- Records for the exercise -
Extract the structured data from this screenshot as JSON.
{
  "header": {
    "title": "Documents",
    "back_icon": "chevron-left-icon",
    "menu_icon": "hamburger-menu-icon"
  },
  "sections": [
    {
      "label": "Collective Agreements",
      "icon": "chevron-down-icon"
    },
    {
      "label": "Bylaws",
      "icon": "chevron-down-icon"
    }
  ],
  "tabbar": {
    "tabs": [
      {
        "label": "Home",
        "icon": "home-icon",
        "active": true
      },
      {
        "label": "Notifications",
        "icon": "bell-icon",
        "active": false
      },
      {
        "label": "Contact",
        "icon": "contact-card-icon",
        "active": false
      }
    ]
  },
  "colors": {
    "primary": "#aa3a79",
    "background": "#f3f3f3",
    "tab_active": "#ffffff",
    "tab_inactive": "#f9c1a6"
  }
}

- The request -
Collect each line containing the string "label".

- Solved exercise -
      "label": "Collective Agreements",
      "label": "Bylaws",
        "label": "Home",
        "label": "Notifications",
        "label": "Contact",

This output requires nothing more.